• **Stated goal**: Rewrite these lines as a Markdown table with the columns No. and Line, giving each line its row number and skipping any blank lines.

━━━━━━

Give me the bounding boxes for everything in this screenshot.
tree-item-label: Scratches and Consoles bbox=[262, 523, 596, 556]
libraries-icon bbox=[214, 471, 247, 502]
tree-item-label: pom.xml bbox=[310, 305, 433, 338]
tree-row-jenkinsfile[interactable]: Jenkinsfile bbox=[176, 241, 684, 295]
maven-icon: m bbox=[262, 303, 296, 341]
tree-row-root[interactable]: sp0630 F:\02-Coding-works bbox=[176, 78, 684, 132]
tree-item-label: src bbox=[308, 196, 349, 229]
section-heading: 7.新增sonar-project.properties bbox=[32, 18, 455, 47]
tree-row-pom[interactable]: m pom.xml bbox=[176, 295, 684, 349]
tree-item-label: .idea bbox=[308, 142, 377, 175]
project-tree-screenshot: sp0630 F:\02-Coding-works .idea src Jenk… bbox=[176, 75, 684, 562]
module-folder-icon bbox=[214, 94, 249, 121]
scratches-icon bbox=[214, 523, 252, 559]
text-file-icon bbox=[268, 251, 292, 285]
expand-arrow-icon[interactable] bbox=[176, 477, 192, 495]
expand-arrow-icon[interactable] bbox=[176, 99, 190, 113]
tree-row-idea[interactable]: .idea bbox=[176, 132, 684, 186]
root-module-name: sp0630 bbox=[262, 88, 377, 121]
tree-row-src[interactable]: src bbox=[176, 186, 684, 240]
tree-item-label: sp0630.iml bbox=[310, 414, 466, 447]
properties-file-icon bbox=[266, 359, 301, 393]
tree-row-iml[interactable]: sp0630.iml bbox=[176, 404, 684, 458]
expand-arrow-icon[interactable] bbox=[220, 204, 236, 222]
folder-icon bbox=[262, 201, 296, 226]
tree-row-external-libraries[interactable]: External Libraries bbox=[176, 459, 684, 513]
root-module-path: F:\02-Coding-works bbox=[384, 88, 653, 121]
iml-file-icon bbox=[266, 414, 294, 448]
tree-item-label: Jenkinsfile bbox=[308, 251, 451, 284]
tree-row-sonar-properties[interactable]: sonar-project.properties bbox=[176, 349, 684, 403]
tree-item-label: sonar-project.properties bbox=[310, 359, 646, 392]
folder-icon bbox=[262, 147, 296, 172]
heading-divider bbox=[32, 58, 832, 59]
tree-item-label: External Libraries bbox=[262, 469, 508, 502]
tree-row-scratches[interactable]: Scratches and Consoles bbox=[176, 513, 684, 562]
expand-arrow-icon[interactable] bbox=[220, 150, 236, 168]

━━━━━━

• **Output of the exercise**:
| No. | Line |
|---|---|
| 1 | Give me the bounding boxes for everything in this screenshot. |
| 2 | tree-item-label: Scratches and Consoles bbox=[262, 523, 596, 556] |
| 3 | libraries-icon bbox=[214, 471, 247, 502] |
| 4 | tree-item-label: pom.xml bbox=[310, 305, 433, 338] |
| 5 | tree-row-jenkinsfile[interactable]: Jenkinsfile bbox=[176, 241, 684, 295] |
| 6 | maven-icon: m bbox=[262, 303, 296, 341] |
| 7 | tree-row-root[interactable]: sp0630 F:\02-Coding-works bbox=[176, 78, 684, 132] |
| 8 | tree-item-label: src bbox=[308, 196, 349, 229] |
| 9 | section-heading: 7.新增sonar-project.properties bbox=[32, 18, 455, 47] |
| 10 | tree-row-pom[interactable]: m pom.xml bbox=[176, 295, 684, 349] |
| 11 | tree-item-label: .idea bbox=[308, 142, 377, 175] |
| 12 | project-tree-screenshot: sp0630 F:\02-Coding-works .idea src Jenk… bbox=[176, 75, 684, 562] |
| 13 | module-folder-icon bbox=[214, 94, 249, 121] |
| 14 | scratches-icon bbox=[214, 523, 252, 559] |
| 15 | text-file-icon bbox=[268, 251, 292, 285] |
| 16 | expand-arrow-icon[interactable] bbox=[176, 477, 192, 495] |
| 17 | expand-arrow-icon[interactable] bbox=[176, 99, 190, 113] |
| 18 | tree-row-idea[interactable]: .idea bbox=[176, 132, 684, 186] |
| 19 | root-module-name: sp0630 bbox=[262, 88, 377, 121] |
| 20 | tree-row-src[interactable]: src bbox=[176, 186, 684, 240] |
| 21 | tree-item-label: sp0630.iml bbox=[310, 414, 466, 447] |
| 22 | properties-file-icon bbox=[266, 359, 301, 393] |
| 23 | tree-row-iml[interactable]: sp0630.iml bbox=[176, 404, 684, 458] |
| 24 | expand-arrow-icon[interactable] bbox=[220, 204, 236, 222] |
| 25 | folder-icon bbox=[262, 201, 296, 226] |
| 26 | tree-row-external-libraries[interactable]: External Libraries bbox=[176, 459, 684, 513] |
| 27 | root-module-path: F:\02-Coding-works bbox=[384, 88, 653, 121] |
| 28 | iml-file-icon bbox=[266, 414, 294, 448] |
| 29 | tree-item-label: Jenkinsfile bbox=[308, 251, 451, 284] |
| 30 | tree-row-sonar-properties[interactable]: sonar-project.properties bbox=[176, 349, 684, 403] |
| 31 | tree-item-label: sonar-project.properties bbox=[310, 359, 646, 392] |
| 32 | folder-icon bbox=[262, 147, 296, 172] |
| 33 | heading-divider bbox=[32, 58, 832, 59] |
| 34 | tree-item-label: External Libraries bbox=[262, 469, 508, 502] |
| 35 | tree-row-scratches[interactable]: Scratches and Consoles bbox=[176, 513, 684, 562] |
| 36 | expand-arrow-icon[interactable] bbox=[220, 150, 236, 168] |